SELECTED PASSAGE:
>>>>

Also you might want to incude all 4 of the answer choices.

John Whitaker
07-07-2006, 05:35 PM
Yes. Thank you.
1. x^18y^3 / 2
2. x^6 / 8y^3
3. 8x^18y^6

John Whitaker
07-07-2006, 05:38 PM
Staring at the 3 answers I just entered, #1 looks promising. John

pka
07-07-2006, 05:48 PM
None of the you gave works.
The answer should be:
\L
\frac{{x^{18} }}{{8y^3 }}

John Whitaker
07-07-2006, 05:55 PM
pka, thank you. Can you tell me how the "8" comes into it? John

John Whitaker
07-07-2006, 06:20 PM
I get:
2*x*x*x*x*x*x*x*y*y / 2*2*x*y*y*y... and after cancelling, I get:
(x^6) / 2y)^3
3*x^6=x^18
3*2y=6y^3
How do you get 8y^3
John

soroban
07-07-2006, 06:24 PM
Hello, John!


\L\left(\frac{2x^7y^2}{4xy^3\right)^3

I get an answer: \L\frac{x^{18}}{6y^3} . . . no
but that answer is not one of the 4 to be considered.
The closest one is: \L\frac{x^{18}}{8y^3} . . . yes
Inside the parenthese, reduce the fraction:

\;\;\L\left(\frac{2x^7y^2}{4xy^3}\right)^3\;=\; \left(\frac{x^6}{2y}\right)^3

Then "cube everything": \L\:\frac{(x^6)^3}{2^3y^3} \;=\;\frac{x^{18}}{8y^3}

[I bet you looked at "2 cubed" and said "three 2's are six".]

John Whitaker
07-07-2006, 06:30 PM
Got it! Thanks. I was multiplying 2 by 3... when I should have been cubing 2. Thanks again.
John

<<<<

TASKS:
(1) Copy the thread word for word, from "[I bet you looked" to "2. Thanks again.".
(2) In the thread, what does John Whitaker say he had been doing wrong?

DATA PROVIDED:

>>>>

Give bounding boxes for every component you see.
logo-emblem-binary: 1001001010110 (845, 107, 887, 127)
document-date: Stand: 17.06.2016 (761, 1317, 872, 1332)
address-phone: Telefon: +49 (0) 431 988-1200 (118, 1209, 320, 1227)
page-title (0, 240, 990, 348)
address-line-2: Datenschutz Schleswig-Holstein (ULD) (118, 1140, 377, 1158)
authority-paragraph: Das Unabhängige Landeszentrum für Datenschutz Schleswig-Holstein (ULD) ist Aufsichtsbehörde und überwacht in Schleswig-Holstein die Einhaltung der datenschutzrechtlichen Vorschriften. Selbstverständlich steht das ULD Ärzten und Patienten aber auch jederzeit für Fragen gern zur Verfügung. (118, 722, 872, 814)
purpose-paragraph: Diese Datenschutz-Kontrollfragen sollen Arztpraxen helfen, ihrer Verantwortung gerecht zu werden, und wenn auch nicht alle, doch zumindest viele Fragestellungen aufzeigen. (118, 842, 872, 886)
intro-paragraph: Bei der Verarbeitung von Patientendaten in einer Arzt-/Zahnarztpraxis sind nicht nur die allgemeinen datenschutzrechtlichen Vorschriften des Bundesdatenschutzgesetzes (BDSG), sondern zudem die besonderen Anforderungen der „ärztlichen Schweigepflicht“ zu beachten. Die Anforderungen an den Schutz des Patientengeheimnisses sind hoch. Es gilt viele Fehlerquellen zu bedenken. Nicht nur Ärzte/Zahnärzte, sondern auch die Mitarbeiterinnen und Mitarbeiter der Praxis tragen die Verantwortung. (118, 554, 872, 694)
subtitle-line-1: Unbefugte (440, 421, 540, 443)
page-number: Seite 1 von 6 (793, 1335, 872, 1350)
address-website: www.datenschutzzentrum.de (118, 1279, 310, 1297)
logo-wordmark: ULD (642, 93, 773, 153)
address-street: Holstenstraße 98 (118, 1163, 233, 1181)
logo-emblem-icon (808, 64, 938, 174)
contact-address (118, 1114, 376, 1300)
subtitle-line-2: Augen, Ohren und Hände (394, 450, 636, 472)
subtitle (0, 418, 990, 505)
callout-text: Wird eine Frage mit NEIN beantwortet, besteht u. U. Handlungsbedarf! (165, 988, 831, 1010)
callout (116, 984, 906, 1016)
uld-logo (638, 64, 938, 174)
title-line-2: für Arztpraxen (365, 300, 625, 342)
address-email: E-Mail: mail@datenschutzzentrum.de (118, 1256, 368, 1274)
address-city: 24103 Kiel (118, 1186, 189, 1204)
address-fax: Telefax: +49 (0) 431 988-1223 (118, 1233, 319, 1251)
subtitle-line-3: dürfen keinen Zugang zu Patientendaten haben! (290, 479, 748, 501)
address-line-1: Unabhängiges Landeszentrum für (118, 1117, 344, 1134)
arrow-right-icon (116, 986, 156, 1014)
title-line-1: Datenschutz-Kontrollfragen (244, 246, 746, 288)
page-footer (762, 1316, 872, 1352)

<<<<

OUTPUTS IN ORDER:
(1)
[I bet you looked at "2 cubed" and said "three 2's are six".]

John Whitaker
07-07-2006, 06:30 PM
Got it! Thanks. I was multiplying 2 by 3... when I should have been cubing 2. Thanks again.

(2) He was multiplying 2 by 3 when he should have been cubing 2.